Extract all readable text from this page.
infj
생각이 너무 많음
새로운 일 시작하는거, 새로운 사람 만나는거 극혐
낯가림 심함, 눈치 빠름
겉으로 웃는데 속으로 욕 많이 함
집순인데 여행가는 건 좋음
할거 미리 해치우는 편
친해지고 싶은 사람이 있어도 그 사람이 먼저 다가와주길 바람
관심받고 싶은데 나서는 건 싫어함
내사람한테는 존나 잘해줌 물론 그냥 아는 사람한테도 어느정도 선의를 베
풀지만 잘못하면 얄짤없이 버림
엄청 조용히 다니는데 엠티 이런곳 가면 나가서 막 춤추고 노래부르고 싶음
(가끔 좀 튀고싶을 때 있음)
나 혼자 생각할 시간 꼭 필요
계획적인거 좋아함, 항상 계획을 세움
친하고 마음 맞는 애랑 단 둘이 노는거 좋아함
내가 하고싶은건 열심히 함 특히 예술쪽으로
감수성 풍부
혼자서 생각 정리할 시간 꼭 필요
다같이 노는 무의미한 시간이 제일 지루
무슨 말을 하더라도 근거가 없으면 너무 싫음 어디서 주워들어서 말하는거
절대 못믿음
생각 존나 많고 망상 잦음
++++++++++
Would you reproduce all the entries exactly?

Extract all readable text from this page.
infj
생각이 너무 많음
새로운 일 시작하는거, 새로운 사람 만나는거 극혐
낯가림 심함, 눈치 빠름
겉으로 웃는데 속으로 욕 많이 함
집순인데 여행가는 건 좋음
할거 미리 해치우는 편
친해지고 싶은 사람이 있어도 그 사람이 먼저 다가와주길 바람
관심받고 싶은데 나서는 건 싫어함
내사람한테는 존나 잘해줌 물론 그냥 아는 사람한테도 어느정도 선의를 베
풀지만 잘못하면 얄짤없이 버림
엄청 조용히 다니는데 엠티 이런곳 가면 나가서 막 춤추고 노래부르고 싶음
(가끔 좀 튀고싶을 때 있음)
나 혼자 생각할 시간 꼭 필요
계획적인거 좋아함, 항상 계획을 세움
친하고 마음 맞는 애랑 단 둘이 노는거 좋아함
내가 하고싶은건 열심히 함 특히 예술쪽으로
감수성 풍부
혼자서 생각 정리할 시간 꼭 필요
다같이 노는 무의미한 시간이 제일 지루
무슨 말을 하더라도 근거가 없으면 너무 싫음 어디서 주워들어서 말하는거
절대 못믿음
생각 존나 많고 망상 잦음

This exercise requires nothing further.